* **Entries**
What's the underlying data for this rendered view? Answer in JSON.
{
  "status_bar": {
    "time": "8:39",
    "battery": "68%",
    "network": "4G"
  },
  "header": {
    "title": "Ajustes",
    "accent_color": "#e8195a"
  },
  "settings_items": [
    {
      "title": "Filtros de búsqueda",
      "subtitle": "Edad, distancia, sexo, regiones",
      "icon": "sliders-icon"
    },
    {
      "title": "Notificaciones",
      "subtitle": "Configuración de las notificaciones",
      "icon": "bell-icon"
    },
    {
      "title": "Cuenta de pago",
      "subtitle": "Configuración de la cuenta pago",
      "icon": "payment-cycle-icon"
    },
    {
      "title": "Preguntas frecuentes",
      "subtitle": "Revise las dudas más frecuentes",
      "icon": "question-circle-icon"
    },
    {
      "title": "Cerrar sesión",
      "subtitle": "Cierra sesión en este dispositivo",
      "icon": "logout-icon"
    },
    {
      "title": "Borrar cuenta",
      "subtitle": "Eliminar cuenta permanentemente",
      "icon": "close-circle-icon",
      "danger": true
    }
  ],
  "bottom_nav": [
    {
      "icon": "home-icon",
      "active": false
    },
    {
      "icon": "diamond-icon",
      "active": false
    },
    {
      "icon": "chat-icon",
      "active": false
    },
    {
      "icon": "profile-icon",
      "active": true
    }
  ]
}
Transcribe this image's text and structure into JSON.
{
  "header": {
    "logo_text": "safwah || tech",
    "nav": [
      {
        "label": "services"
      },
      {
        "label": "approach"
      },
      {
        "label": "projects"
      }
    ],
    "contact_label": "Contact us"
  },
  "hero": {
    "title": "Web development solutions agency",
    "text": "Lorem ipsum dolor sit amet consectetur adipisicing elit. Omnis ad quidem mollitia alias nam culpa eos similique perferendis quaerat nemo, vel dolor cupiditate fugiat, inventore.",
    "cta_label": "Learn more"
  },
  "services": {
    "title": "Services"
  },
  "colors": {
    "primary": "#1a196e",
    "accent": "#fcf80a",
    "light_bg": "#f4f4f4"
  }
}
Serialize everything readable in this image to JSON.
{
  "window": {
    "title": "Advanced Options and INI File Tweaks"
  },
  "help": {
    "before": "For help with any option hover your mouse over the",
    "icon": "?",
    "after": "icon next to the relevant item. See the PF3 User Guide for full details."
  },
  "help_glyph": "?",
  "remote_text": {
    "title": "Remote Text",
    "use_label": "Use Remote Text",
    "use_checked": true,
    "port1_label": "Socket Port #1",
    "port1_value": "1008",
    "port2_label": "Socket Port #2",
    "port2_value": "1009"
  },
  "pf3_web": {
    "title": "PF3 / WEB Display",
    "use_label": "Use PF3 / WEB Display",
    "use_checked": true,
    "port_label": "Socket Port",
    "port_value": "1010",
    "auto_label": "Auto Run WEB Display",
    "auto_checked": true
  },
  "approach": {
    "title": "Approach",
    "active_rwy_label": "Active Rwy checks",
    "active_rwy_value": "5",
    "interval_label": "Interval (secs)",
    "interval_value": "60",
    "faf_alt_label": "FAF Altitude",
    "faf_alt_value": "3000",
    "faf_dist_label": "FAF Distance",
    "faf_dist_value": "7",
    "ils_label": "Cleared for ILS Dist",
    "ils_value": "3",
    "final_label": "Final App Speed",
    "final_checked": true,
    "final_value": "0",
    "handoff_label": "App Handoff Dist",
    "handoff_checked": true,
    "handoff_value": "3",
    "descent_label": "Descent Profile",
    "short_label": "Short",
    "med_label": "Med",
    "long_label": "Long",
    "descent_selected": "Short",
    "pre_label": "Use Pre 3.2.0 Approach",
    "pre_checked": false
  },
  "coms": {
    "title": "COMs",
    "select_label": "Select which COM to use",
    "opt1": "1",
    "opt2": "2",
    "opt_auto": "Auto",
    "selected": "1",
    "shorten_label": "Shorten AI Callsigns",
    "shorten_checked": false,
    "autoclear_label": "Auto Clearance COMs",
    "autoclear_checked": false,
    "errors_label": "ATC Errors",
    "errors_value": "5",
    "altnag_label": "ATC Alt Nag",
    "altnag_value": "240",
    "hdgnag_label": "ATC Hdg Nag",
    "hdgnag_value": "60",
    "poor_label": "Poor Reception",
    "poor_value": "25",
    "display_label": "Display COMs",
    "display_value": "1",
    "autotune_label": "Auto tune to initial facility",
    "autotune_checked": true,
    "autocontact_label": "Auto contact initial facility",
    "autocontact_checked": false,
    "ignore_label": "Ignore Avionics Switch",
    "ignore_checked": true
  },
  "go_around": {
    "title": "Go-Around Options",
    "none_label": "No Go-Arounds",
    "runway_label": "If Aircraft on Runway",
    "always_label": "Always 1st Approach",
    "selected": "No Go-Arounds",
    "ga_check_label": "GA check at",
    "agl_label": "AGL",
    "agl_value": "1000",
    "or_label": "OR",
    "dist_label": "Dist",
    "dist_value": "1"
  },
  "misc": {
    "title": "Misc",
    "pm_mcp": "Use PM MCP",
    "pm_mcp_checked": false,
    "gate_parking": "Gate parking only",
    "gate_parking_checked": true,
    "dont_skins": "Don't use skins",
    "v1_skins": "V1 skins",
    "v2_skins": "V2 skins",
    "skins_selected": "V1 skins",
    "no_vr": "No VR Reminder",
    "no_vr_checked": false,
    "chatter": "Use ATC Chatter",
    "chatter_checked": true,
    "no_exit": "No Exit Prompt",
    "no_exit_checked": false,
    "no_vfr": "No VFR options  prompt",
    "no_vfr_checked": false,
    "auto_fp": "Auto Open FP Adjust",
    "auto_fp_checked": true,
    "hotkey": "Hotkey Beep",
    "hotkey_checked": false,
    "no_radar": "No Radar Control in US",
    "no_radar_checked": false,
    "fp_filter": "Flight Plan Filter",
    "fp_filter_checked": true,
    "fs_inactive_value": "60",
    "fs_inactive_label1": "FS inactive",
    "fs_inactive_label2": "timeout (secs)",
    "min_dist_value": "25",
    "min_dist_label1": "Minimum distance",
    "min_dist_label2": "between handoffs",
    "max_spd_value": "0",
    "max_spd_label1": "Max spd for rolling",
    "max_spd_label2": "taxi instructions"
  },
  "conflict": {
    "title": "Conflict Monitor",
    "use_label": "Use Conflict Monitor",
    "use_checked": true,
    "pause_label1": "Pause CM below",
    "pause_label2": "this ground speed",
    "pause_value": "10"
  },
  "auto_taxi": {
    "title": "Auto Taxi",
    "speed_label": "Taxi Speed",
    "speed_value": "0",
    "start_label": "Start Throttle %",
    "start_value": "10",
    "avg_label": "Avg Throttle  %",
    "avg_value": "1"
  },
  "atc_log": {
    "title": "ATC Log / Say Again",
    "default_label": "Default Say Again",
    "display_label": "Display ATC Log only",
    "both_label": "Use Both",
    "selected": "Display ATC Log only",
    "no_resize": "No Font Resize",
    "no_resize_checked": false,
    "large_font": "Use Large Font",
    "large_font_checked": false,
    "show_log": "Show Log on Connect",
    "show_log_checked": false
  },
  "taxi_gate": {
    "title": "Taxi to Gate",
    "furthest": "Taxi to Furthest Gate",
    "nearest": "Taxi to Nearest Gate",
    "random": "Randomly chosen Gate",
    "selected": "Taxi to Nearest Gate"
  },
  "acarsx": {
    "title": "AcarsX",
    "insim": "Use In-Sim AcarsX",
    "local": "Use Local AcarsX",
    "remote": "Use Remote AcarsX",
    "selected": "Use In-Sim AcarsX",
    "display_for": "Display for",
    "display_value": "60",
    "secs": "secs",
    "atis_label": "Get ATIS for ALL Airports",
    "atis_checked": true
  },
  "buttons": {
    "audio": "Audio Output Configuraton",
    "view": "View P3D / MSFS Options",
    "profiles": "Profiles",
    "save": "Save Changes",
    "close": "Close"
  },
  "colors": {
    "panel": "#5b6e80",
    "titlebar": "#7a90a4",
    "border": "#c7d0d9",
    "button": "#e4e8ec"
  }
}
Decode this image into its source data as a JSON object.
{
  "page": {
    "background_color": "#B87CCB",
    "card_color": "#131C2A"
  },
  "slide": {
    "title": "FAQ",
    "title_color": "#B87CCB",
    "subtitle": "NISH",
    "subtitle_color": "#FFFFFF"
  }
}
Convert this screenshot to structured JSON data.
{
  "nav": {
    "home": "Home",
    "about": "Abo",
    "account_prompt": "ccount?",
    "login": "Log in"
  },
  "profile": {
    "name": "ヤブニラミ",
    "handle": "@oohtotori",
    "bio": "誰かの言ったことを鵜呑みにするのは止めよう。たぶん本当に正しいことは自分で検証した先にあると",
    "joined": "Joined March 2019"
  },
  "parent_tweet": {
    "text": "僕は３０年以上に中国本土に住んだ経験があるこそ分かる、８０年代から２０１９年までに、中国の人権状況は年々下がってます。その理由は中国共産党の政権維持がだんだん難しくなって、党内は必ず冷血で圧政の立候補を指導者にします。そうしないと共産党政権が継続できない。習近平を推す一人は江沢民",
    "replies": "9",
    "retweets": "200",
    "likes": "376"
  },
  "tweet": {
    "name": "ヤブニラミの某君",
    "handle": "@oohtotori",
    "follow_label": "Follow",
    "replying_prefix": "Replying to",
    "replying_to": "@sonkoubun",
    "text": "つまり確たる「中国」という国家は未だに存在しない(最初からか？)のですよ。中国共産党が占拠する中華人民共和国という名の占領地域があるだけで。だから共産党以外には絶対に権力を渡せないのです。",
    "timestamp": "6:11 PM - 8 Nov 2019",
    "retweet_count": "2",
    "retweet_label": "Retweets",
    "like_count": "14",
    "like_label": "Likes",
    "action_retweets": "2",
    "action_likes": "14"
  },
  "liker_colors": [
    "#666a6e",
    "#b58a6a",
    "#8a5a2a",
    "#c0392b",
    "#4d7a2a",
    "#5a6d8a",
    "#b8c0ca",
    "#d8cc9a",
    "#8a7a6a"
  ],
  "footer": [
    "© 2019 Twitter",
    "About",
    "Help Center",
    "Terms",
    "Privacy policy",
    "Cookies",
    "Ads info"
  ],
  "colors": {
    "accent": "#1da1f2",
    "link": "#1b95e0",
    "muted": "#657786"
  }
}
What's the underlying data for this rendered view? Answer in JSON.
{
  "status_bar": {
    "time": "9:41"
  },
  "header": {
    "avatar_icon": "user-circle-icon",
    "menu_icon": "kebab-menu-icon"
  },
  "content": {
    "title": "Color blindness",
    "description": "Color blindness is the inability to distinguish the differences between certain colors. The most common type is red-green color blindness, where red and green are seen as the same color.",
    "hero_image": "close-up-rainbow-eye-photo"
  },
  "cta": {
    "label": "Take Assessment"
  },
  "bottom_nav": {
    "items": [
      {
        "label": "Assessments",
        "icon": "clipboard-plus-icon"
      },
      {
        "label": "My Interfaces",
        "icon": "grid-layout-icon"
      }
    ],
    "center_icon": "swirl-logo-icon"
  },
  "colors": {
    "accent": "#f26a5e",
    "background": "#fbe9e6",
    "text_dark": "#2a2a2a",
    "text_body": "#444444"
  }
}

* **Task prompt**
Search the records for the word "initial". Copy every line that has it.

* **Correct response**
    "autotune_label": "Auto tune to initial facility",
    "autocontact_label": "Auto contact initial facility",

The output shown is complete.